Write out each line that follows exactly as it stands, without the pictures.
** START Material to process **
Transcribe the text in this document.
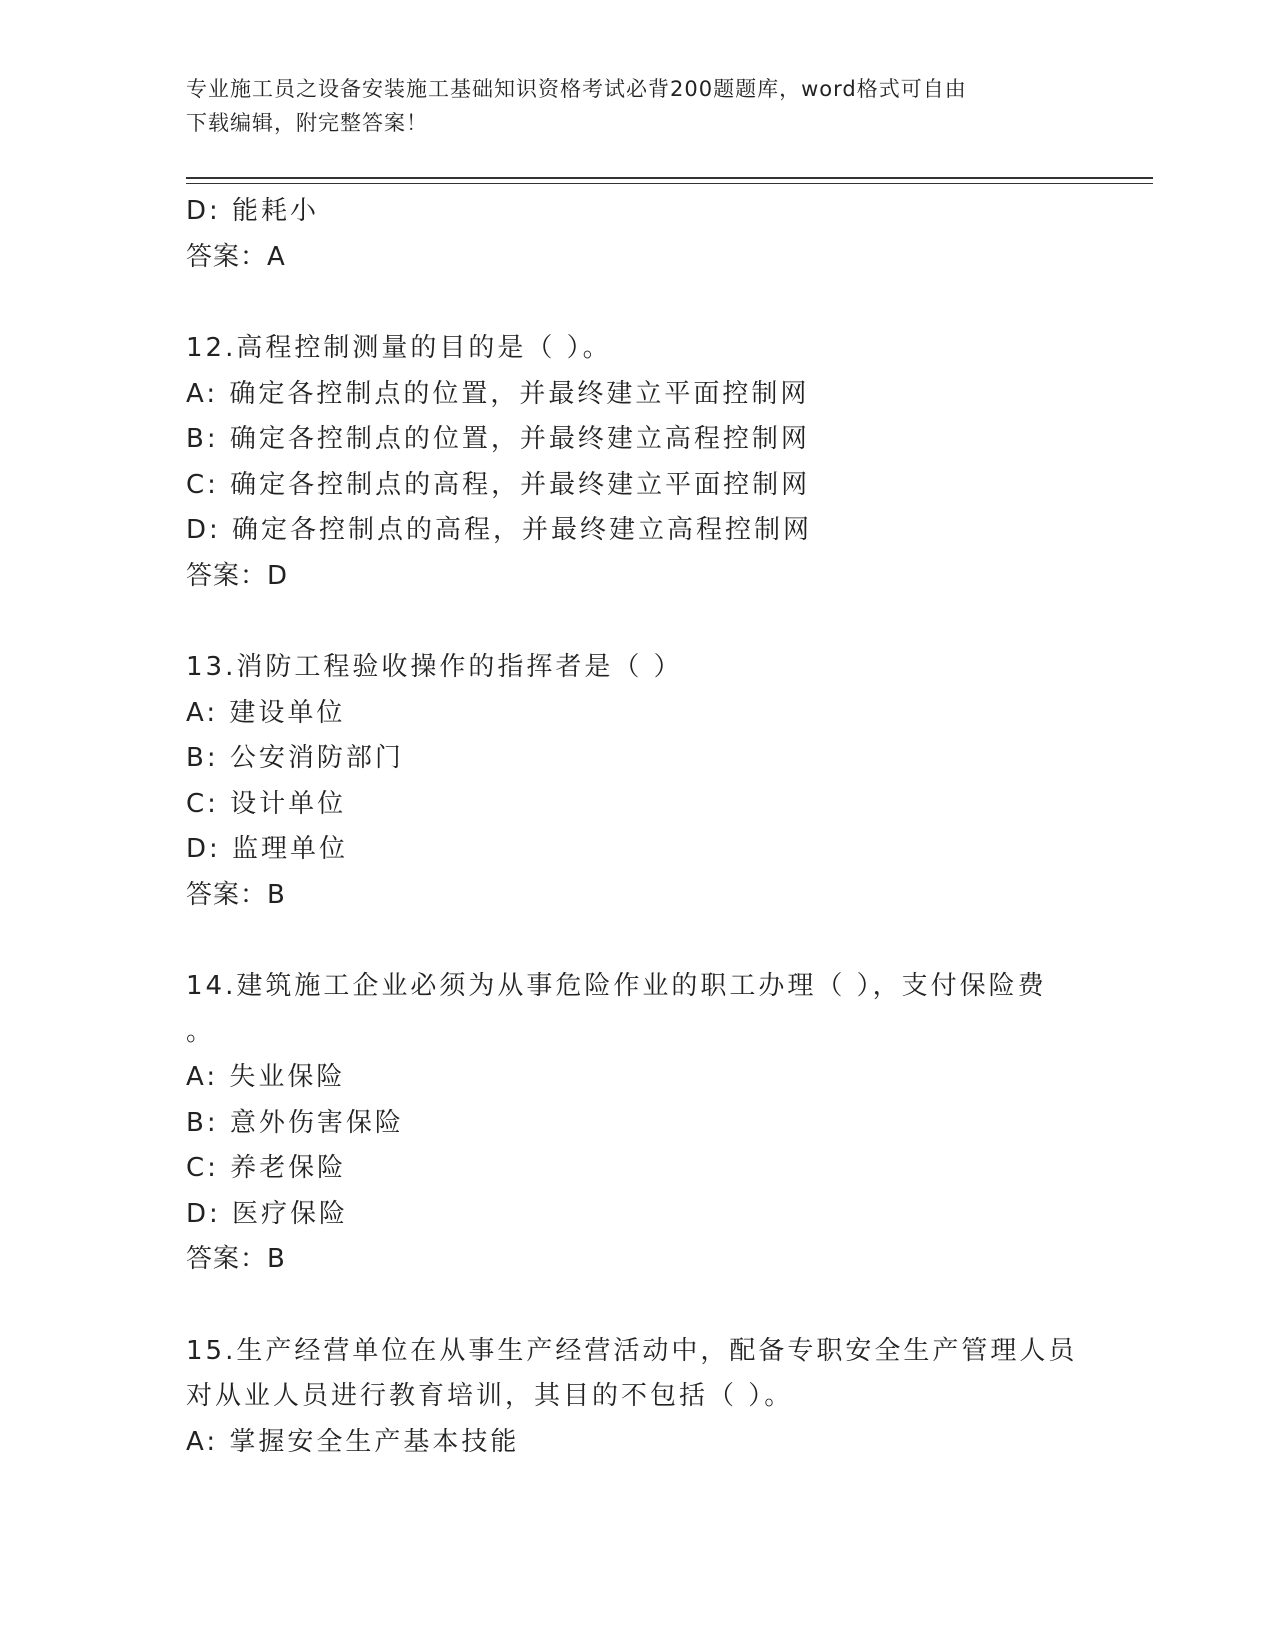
专业施工员之设备安装施工基础知识资格考试必背200题题库，word格式可自由
下载编辑，附完整答案！
D: 能耗小
答案：A
12.高程控制测量的目的是（ ）。
A: 确定各控制点的位置，并最终建立平面控制网
B: 确定各控制点的位置，并最终建立高程控制网
C: 确定各控制点的高程，并最终建立平面控制网
D: 确定各控制点的高程，并最终建立高程控制网
答案：D
13.消防工程验收操作的指挥者是（ ）
A: 建设单位
B: 公安消防部门
C: 设计单位
D: 监理单位
答案：B
14.建筑施工企业必须为从事危险作业的职工办理（ ），支付保险费
。
A: 失业保险
B: 意外伤害保险
C: 养老保险
D: 医疗保险
答案：B
15.生产经营单位在从事生产经营活动中，配备专职安全生产管理人员
对从业人员进行教育培训，其目的不包括（ ）。
A: 掌握安全生产基本技能
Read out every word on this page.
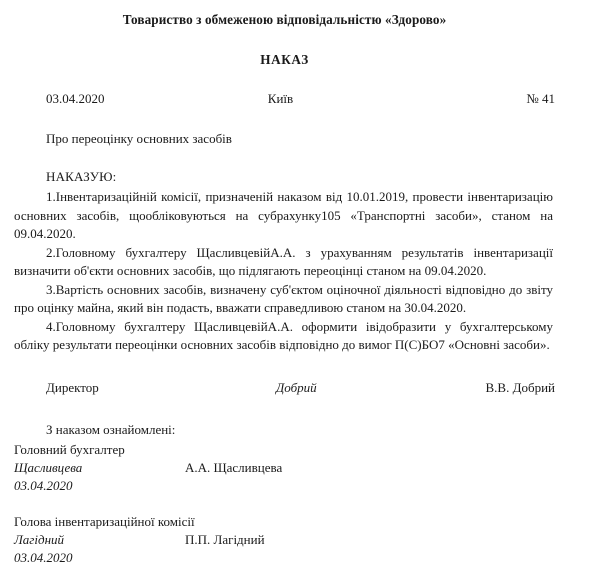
Товариство з обмеженою відповідальністю «Здорово»
НАКАЗ
03.04.2020	Київ	№ 41
Про переоцінку основних засобів
НАКАЗУЮ:

1.Інвентаризаційній комісії, призначеній наказом від 10.01.2019, провести інвентаризацію основних засобів, щообліковуються на субрахунку105 «Транспортні засоби», станом на 09.04.2020.

2.Головному бухгалтеру ЩасливцевійА.А. з урахуванням результатів інвентаризації визначити об'єкти основних засобів, що підлягають переоцінці станом на 09.04.2020.

3.Вартість основних засобів, визначену суб'єктом оціночної діяльності відповідно до звіту про оцінку майна, який він подасть, вважати справедливою станом на 30.04.2020.

4.Головному бухгалтеру ЩасливцевійА.А. оформити івідобразити у бухгалтерському обліку результати переоцінки основних засобів відповідно до вимог П(С)БО7 «Основні засоби».

Директор	Добрий	В.В. Добрий
З наказом ознайомлені:
Головний бухгалтер
Щасливцева	А.А. Щасливцева
03.04.2020
Голова інвентаризаційної комісії
Лагідний	П.П. Лагідний
03.04.2020
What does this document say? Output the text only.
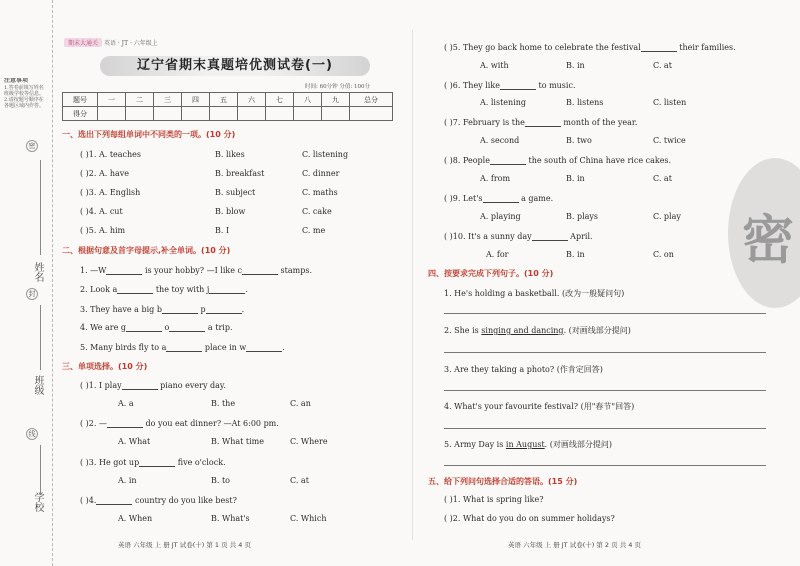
注意事项
1.答卷前填写姓名班级学校等信息。2.请按题号顺序在各题区域内作答。
密
姓名
封
班级
线
学校
期末大通关 英语 · JT · 六年级上
辽宁省期末真题培优测试卷(一)
时间: 60分钟 分值: 100分
题号	一	二	三	四	五	六	七	八	九	总分
得分										
一、选出下列每组单词中不同类的一项。(10 分)
( )1. A. teaches	B. likes	C. listening
( )2. A. have	B. breakfast	C. dinner
( )3. A. English	B. subject	C. maths
( )4. A. cut	B. blow	C. cake
( )5. A. him	B. I	C. me
二、根据句意及首字母提示,补全单词。(10 分)
1. —W	is your hobby? —I like c	stamps.
2. Look a	the toy with j	.
3. They have a big b	p	.
4. We are g	o	a trip.
5. Many birds fly to a	place in w	.
三、单项选择。(10 分)
( )1. I play	piano every day.
A. a	B. the	C. an
( )2. —	do you eat dinner? —At 6:00 pm.
A. What	B. What time	C. Where
( )3. He got up	five o'clock.
A. in	B. to	C. at
( )4.	country do you like best?
A. When	B. What's	C. Which
英语 六年级 上 册 JT 试卷(十) 第 1 页 共 4 页
( )5. They go back home to celebrate the festival	their families.
A. with	B. in	C. at
( )6. They like	to music.
A. listening	B. listens	C. listen
( )7. February is the	month of the year.
A. second	B. two	C. twice
( )8. People	the south of China have rice cakes.
A. from	B. in	C. at
( )9. Let's	a game.
A. playing	B. plays	C. play
( )10. It's a sunny day	April.
A. for	B. in	C. on
四、按要求完成下列句子。(10 分)
1. He's holding a basketball. (改为一般疑问句)
2. She is singing and dancing. (对画线部分提问)
3. Are they taking a photo? (作肯定回答)
4. What's your favourite festival? (用"春节"回答)
5. Army Day is in August. (对画线部分提问)
五、给下列问句选择合适的答语。(15 分)
( )1. What is spring like?
( )2. What do you do on summer holidays?
英语 六年级 上 册 JT 试卷(十) 第 2 页 共 4 页
密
** END Material to process **
## Solution below
Transcribe the text in this document.
专业施工员之设备安装施工基础知识资格考试必背200题题库，word格式可自由
下载编辑，附完整答案！
D: 能耗小
答案：A
12.高程控制测量的目的是（ ）。
A: 确定各控制点的位置，并最终建立平面控制网
B: 确定各控制点的位置，并最终建立高程控制网
C: 确定各控制点的高程，并最终建立平面控制网
D: 确定各控制点的高程，并最终建立高程控制网
答案：D
13.消防工程验收操作的指挥者是（ ）
A: 建设单位
B: 公安消防部门
C: 设计单位
D: 监理单位
答案：B
14.建筑施工企业必须为从事危险作业的职工办理（ ），支付保险费
。
A: 失业保险
B: 意外伤害保险
C: 养老保险
D: 医疗保险
答案：B
15.生产经营单位在从事生产经营活动中，配备专职安全生产管理人员
对从业人员进行教育培训，其目的不包括（ ）。
A: 掌握安全生产基本技能
Read out every word on this page.
Товариство з обмеженою відповідальністю «Здорово»
НАКАЗ
03.04.2020	Київ	№ 41
Про переоцінку основних засобів
НАКАЗУЮ:

1.Інвентаризаційній комісії, призначеній наказом від 10.01.2019, провести інвентаризацію основних засобів, щообліковуються на субрахунку105 «Транспортні засоби», станом на 09.04.2020.

2.Головному бухгалтеру ЩасливцевійА.А. з урахуванням результатів інвентаризації визначити об'єкти основних засобів, що підлягають переоцінці станом на 09.04.2020.

3.Вартість основних засобів, визначену суб'єктом оціночної діяльності відповідно до звіту про оцінку майна, який він подасть, вважати справедливою станом на 30.04.2020.

4.Головному бухгалтеру ЩасливцевійА.А. оформити івідобразити у бухгалтерському обліку результати переоцінки основних засобів відповідно до вимог П(С)БО7 «Основні засоби».

Директор	Добрий	В.В. Добрий
З наказом ознайомлені:
Головний бухгалтер
Щасливцева	А.А. Щасливцева
03.04.2020
Голова інвентаризаційної комісії
Лагідний	П.П. Лагідний
03.04.2020
What does this document say? Output the text only.
注意事项
1.答卷前填写姓名班级学校等信息。2.请按题号顺序在各题区域内作答。
密
姓名
封
班级
线
学校
期末大通关 英语 · JT · 六年级上
辽宁省期末真题培优测试卷(一)
时间: 60分钟 分值: 100分
题号	一	二	三	四	五	六	七	八	九	总分
得分										
一、选出下列每组单词中不同类的一项。(10 分)
( )1. A. teaches	B. likes	C. listening
( )2. A. have	B. breakfast	C. dinner
( )3. A. English	B. subject	C. maths
( )4. A. cut	B. blow	C. cake
( )5. A. him	B. I	C. me
二、根据句意及首字母提示,补全单词。(10 分)
1. —W	is your hobby? —I like c	stamps.
2. Look a	the toy with j	.
3. They have a big b	p	.
4. We are g	o	a trip.
5. Many birds fly to a	place in w	.
三、单项选择。(10 分)
( )1. I play	piano every day.
A. a	B. the	C. an
( )2. —	do you eat dinner? —At 6:00 pm.
A. What	B. What time	C. Where
( )3. He got up	five o'clock.
A. in	B. to	C. at
( )4.	country do you like best?
A. When	B. What's	C. Which
英语 六年级 上 册 JT 试卷(十) 第 1 页 共 4 页
( )5. They go back home to celebrate the festival	their families.
A. with	B. in	C. at
( )6. They like	to music.
A. listening	B. listens	C. listen
( )7. February is the	month of the year.
A. second	B. two	C. twice
( )8. People	the south of China have rice cakes.
A. from	B. in	C. at
( )9. Let's	a game.
A. playing	B. plays	C. play
( )10. It's a sunny day	April.
A. for	B. in	C. on
四、按要求完成下列句子。(10 分)
1. He's holding a basketball. (改为一般疑问句)
2. She is singing and dancing. (对画线部分提问)
3. Are they taking a photo? (作肯定回答)
4. What's your favourite festival? (用"春节"回答)
5. Army Day is in August. (对画线部分提问)
五、给下列问句选择合适的答语。(15 分)
( )1. What is spring like?
( )2. What do you do on summer holidays?
英语 六年级 上 册 JT 试卷(十) 第 2 页 共 4 页
密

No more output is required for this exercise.